**Extracted data entries**.
+ + + + + + +

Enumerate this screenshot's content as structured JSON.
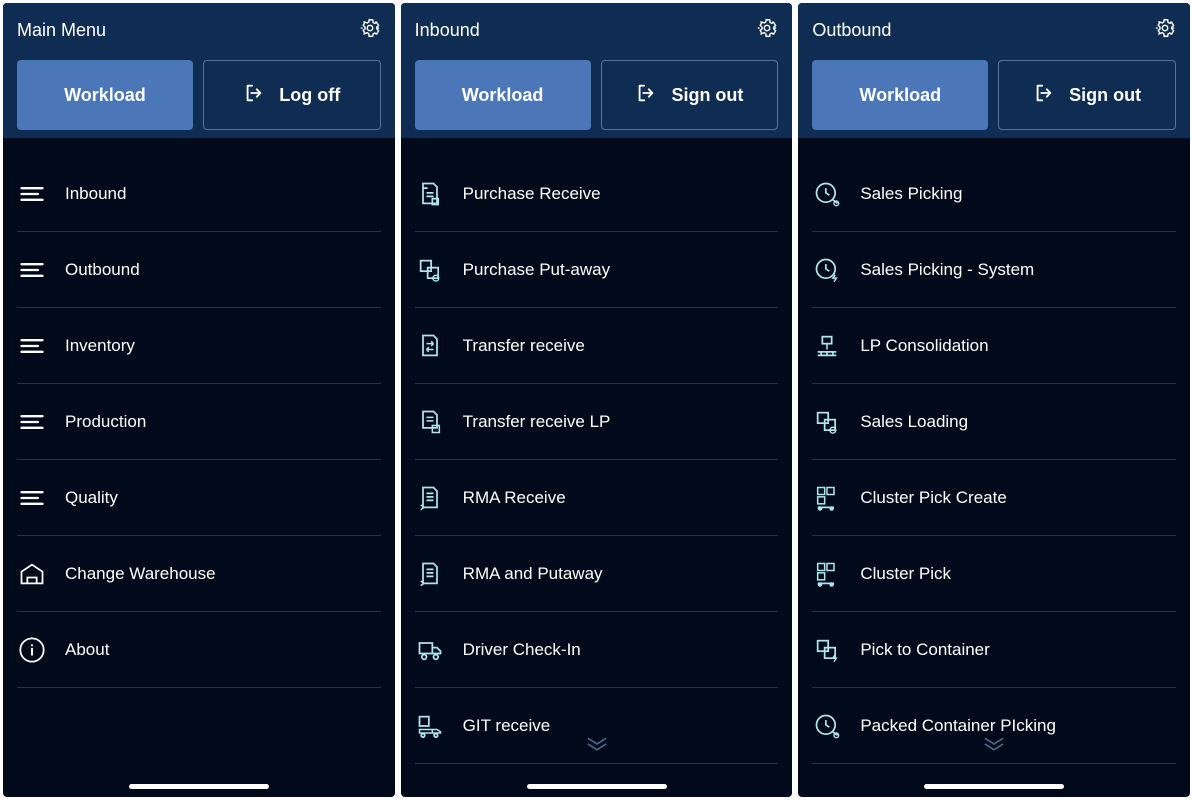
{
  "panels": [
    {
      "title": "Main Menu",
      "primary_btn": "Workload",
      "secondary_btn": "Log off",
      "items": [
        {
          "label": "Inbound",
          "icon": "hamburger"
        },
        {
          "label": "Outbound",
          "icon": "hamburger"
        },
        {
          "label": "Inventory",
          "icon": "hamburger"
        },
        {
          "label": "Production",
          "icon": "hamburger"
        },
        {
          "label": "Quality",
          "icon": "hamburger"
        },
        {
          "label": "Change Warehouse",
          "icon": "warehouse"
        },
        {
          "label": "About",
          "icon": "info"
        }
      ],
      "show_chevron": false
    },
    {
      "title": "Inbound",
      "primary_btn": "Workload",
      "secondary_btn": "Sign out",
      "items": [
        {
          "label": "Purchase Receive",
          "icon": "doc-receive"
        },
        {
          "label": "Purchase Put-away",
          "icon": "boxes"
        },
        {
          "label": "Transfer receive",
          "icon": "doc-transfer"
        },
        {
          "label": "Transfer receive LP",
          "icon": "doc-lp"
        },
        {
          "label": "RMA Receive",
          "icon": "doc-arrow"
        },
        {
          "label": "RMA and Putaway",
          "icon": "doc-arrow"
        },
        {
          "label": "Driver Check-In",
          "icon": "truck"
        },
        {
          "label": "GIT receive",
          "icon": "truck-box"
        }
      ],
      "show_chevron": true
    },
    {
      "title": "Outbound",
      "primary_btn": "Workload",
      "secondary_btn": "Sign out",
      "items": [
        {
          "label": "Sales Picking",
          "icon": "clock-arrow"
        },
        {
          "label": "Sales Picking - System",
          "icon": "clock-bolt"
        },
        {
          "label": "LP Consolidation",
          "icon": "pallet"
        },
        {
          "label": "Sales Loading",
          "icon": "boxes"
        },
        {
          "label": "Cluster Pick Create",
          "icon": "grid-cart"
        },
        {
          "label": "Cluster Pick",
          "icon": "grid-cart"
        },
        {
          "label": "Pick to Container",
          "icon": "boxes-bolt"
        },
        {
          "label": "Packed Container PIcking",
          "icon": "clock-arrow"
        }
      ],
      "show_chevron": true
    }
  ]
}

+ + + + + + +

Which lines of the data include "Sales"? Copy each of them.

          "label": "Sales Picking",
          "label": "Sales Picking - System",
          "label": "Sales Loading",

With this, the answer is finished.